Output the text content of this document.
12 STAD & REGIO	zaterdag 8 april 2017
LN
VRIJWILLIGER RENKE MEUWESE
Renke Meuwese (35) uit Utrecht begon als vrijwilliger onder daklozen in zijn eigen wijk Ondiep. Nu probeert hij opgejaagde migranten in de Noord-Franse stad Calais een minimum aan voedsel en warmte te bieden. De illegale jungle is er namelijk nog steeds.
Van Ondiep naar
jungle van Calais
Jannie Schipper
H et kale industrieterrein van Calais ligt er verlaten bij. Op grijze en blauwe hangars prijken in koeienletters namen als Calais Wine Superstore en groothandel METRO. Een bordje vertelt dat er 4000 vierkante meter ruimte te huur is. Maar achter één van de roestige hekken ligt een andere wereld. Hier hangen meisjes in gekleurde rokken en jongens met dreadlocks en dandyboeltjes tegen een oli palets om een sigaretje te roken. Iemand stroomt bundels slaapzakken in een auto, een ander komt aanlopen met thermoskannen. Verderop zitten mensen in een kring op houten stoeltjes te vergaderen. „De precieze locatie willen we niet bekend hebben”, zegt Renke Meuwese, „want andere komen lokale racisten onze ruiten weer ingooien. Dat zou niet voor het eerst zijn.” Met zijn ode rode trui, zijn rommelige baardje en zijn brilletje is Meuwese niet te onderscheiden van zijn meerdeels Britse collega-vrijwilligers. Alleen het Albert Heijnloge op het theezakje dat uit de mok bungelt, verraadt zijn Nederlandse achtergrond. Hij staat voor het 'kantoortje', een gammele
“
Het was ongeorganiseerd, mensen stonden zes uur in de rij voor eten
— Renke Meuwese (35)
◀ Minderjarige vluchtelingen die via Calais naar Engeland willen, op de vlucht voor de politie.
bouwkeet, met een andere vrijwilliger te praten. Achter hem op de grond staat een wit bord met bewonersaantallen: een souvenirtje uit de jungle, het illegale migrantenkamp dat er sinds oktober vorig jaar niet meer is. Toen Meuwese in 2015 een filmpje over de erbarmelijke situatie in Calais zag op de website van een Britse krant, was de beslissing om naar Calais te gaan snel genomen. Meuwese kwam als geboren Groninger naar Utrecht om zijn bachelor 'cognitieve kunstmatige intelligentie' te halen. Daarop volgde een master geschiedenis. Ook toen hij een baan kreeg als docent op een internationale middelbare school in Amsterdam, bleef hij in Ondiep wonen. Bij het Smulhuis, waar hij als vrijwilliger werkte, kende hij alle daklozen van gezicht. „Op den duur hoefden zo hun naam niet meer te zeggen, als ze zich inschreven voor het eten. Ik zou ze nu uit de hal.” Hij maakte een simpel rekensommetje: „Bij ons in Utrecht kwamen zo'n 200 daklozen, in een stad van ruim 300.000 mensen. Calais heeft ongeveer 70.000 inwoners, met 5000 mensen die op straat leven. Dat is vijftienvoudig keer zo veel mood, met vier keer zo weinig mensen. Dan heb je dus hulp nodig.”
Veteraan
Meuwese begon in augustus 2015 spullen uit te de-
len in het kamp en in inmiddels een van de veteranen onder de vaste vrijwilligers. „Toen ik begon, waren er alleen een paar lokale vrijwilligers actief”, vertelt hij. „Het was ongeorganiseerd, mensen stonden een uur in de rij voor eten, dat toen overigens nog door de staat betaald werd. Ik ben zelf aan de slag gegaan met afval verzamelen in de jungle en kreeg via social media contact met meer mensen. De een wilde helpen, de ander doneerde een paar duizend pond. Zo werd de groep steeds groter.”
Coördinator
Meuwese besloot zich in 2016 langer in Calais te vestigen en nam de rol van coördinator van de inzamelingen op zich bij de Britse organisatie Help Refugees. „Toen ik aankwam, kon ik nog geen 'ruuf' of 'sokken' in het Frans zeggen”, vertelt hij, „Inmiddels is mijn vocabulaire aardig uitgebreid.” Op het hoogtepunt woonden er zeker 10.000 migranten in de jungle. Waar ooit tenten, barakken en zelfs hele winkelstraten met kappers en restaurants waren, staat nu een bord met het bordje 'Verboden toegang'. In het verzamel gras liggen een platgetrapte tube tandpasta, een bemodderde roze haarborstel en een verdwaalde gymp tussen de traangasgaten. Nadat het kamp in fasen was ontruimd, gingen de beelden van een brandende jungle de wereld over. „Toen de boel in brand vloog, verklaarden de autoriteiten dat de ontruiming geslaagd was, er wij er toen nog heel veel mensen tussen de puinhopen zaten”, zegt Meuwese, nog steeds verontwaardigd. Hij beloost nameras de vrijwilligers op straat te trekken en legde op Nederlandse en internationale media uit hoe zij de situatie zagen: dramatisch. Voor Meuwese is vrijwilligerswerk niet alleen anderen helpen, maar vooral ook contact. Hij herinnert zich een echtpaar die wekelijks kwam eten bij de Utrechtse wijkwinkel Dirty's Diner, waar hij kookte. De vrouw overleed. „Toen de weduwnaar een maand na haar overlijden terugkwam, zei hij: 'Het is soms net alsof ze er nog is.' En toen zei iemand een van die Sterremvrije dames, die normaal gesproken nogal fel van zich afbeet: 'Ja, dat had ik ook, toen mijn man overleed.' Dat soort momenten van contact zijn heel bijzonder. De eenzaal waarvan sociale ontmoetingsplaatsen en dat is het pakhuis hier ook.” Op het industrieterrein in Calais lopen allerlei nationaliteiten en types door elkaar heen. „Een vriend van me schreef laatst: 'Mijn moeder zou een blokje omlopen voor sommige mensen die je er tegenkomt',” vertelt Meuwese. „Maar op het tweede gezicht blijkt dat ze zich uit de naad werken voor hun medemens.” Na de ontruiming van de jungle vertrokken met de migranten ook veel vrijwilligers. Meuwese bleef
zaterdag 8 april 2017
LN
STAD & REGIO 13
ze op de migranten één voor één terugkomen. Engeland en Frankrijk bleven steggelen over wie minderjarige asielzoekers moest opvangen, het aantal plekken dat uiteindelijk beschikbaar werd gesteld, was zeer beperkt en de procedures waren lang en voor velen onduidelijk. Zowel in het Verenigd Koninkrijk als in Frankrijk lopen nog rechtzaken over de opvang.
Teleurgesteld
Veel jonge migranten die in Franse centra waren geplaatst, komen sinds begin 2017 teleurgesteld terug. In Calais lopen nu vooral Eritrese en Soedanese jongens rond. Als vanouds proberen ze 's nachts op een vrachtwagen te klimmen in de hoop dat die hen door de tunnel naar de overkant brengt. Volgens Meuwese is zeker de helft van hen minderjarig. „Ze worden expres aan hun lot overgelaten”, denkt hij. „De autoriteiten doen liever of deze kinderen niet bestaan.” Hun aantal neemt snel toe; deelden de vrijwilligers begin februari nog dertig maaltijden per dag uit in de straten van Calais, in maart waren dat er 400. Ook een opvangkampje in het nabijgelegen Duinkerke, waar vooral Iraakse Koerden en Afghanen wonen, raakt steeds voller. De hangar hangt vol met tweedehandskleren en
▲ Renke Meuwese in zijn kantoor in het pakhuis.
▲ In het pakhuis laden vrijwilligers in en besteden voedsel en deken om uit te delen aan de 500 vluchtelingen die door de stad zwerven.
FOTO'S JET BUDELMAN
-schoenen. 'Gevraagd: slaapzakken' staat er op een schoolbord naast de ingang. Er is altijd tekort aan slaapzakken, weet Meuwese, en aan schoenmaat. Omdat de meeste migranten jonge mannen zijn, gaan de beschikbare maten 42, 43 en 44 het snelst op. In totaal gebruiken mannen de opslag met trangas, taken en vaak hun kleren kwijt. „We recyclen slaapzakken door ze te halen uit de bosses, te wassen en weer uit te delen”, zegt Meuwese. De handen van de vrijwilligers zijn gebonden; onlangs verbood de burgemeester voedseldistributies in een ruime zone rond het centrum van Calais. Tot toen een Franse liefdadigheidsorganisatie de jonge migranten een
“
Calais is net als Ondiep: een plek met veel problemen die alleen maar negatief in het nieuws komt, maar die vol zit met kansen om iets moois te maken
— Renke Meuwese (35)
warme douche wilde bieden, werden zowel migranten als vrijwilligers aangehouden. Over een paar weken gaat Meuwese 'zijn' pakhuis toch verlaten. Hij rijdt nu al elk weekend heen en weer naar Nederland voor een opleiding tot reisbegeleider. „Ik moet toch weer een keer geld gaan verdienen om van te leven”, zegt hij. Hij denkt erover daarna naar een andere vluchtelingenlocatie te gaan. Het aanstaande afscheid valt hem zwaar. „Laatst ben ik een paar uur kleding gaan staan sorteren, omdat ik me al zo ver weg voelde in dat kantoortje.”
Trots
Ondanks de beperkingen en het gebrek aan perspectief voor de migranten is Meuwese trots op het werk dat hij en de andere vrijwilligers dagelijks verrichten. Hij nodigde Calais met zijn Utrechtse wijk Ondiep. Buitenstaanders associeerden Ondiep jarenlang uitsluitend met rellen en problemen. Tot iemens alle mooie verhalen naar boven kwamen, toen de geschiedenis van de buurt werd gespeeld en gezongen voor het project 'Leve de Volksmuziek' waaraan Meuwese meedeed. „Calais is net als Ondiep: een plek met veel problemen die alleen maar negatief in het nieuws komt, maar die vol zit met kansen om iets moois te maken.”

-=-=-=-=-

--- What is required ---
Search the data above for the word "april" and show every line that has it.

--- Task result ---
12 STAD & REGIO	zaterdag 8 april 2017
zaterdag 8 april 2017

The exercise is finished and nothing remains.